WHAT YOU NEED TO DO:
Copy out every line in which the string "Předponu" occurs.

ENTRIES:

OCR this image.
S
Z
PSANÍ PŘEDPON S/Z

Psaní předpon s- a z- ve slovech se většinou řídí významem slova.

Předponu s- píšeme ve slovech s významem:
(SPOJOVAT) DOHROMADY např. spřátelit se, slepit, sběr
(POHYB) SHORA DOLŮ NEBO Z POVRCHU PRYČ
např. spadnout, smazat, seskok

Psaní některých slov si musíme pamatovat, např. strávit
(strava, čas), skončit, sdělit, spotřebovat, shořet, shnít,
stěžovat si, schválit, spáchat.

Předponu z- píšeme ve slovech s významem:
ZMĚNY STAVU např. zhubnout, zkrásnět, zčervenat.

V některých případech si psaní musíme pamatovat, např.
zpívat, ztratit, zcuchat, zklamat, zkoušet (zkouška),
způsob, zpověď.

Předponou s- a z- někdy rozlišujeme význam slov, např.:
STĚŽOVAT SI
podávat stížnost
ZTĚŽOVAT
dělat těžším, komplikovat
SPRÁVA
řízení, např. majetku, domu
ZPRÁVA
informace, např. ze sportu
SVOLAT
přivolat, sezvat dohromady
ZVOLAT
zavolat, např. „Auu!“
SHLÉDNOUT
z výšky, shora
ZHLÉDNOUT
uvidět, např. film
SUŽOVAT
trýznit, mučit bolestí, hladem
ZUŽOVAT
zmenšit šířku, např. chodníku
--
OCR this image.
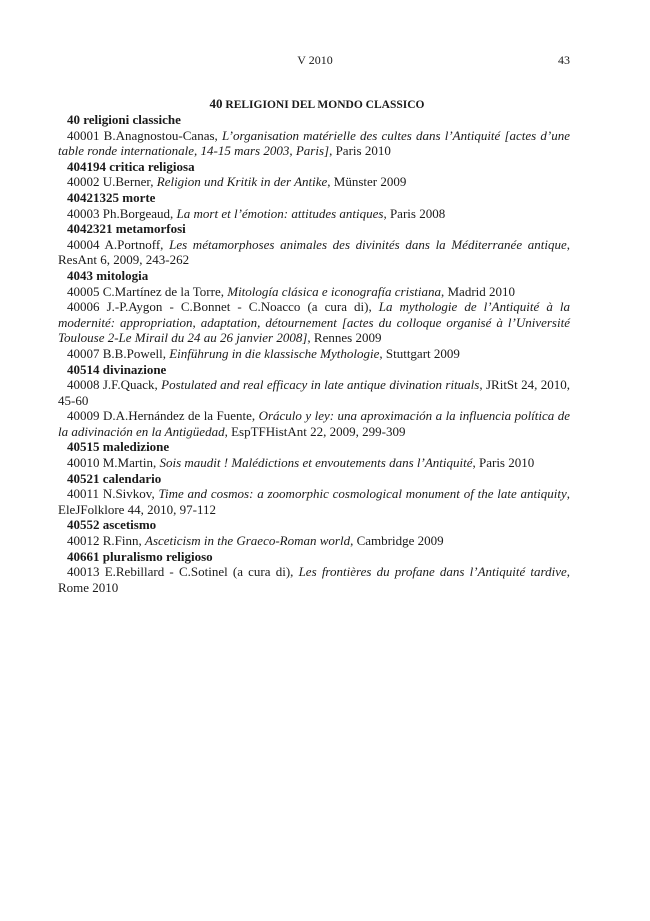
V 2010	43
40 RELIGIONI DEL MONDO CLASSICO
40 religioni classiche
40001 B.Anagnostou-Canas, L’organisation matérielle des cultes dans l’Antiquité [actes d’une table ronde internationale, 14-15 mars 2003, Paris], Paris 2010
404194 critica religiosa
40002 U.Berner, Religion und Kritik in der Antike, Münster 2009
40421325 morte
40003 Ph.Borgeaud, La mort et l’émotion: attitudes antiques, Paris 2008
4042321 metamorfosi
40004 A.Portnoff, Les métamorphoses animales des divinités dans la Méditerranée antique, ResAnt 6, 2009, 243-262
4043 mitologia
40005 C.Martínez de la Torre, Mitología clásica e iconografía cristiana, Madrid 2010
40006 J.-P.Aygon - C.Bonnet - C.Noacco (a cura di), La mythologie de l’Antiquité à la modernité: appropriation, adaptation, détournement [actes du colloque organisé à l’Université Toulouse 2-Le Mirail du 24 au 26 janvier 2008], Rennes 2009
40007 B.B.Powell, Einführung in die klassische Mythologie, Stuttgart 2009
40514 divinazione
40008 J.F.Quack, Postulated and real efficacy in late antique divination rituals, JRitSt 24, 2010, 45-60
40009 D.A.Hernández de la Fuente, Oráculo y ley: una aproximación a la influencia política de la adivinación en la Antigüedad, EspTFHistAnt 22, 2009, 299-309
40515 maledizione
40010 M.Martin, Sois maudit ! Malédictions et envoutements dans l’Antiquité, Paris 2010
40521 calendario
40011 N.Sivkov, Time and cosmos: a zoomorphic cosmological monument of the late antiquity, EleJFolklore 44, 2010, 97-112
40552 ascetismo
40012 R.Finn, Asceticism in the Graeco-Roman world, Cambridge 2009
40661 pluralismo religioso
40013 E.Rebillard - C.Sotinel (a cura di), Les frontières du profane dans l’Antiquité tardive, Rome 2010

EXERCISE OUTPUT:
Předponu s- píšeme ve slovech s významem:
Předponu z- píšeme ve slovech s významem:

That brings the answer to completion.